Directions: Transcribe every line exactly. Leave the pictures behind.
──────────────────────────────
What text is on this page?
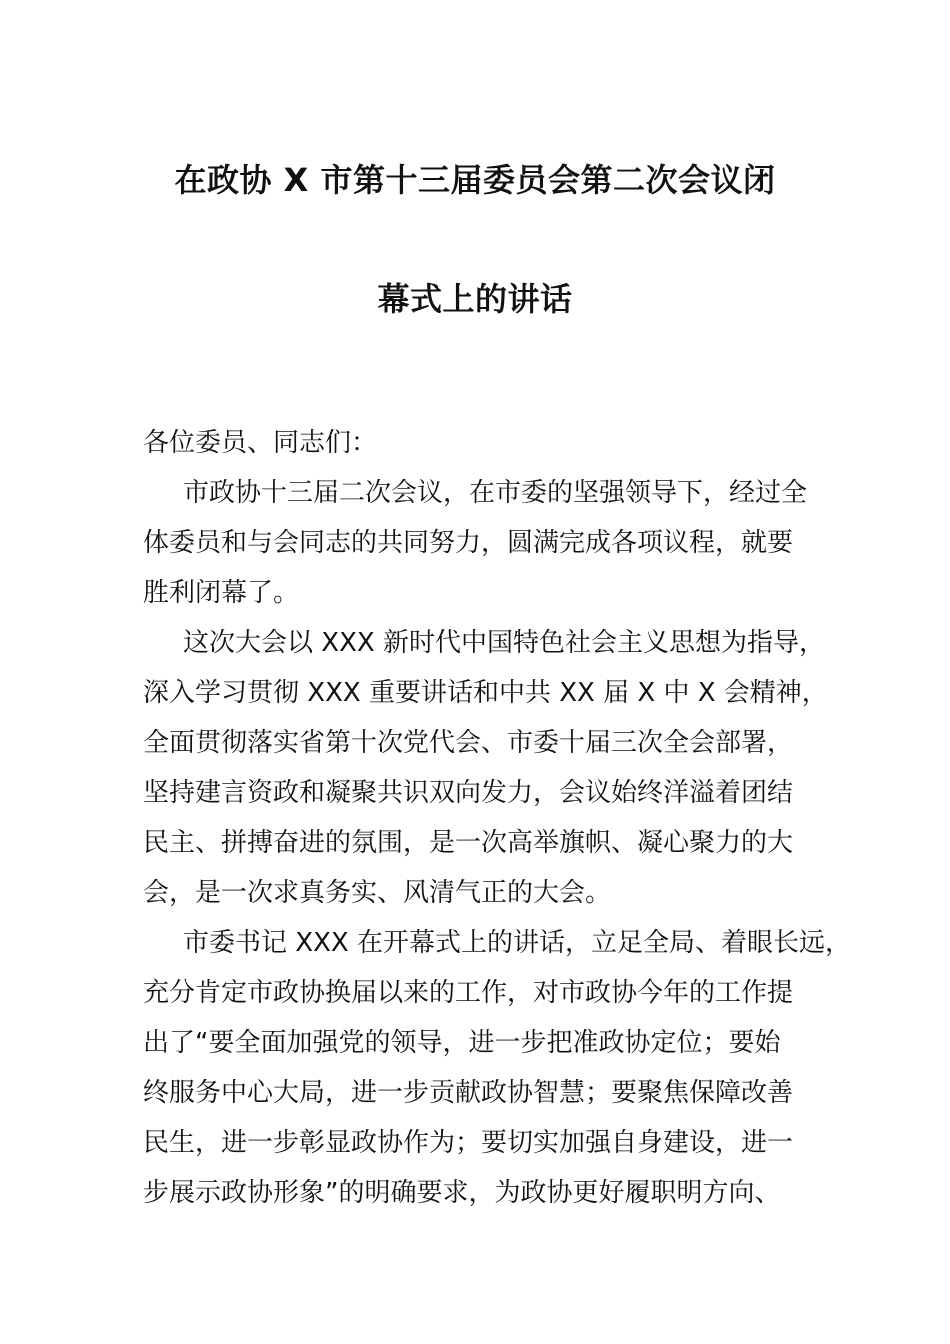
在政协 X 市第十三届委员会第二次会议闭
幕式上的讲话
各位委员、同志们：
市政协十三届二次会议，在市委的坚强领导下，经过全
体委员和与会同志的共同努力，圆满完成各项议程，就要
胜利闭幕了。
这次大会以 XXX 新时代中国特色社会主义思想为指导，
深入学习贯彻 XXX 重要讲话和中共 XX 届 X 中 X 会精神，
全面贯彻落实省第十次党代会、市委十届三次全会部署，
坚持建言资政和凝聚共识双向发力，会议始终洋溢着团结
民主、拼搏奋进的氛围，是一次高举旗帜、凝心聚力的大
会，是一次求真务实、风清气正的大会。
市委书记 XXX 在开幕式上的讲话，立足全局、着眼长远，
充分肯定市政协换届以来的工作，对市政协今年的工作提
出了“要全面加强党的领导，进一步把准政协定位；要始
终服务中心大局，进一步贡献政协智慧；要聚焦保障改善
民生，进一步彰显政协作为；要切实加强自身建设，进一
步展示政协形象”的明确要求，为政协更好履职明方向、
──────────────────────────────
Task output:
What text is on this page?
在政协 X 市第十三届委员会第二次会议闭
幕式上的讲话
各位委员、同志们：
市政协十三届二次会议，在市委的坚强领导下，经过全
体委员和与会同志的共同努力，圆满完成各项议程，就要
胜利闭幕了。
这次大会以 XXX 新时代中国特色社会主义思想为指导，
深入学习贯彻 XXX 重要讲话和中共 XX 届 X 中 X 会精神，
全面贯彻落实省第十次党代会、市委十届三次全会部署，
坚持建言资政和凝聚共识双向发力，会议始终洋溢着团结
民主、拼搏奋进的氛围，是一次高举旗帜、凝心聚力的大
会，是一次求真务实、风清气正的大会。
市委书记 XXX 在开幕式上的讲话，立足全局、着眼长远，
充分肯定市政协换届以来的工作，对市政协今年的工作提
出了“要全面加强党的领导，进一步把准政协定位；要始
终服务中心大局，进一步贡献政协智慧；要聚焦保障改善
民生，进一步彰显政协作为；要切实加强自身建设，进一
步展示政协形象”的明确要求，为政协更好履职明方向、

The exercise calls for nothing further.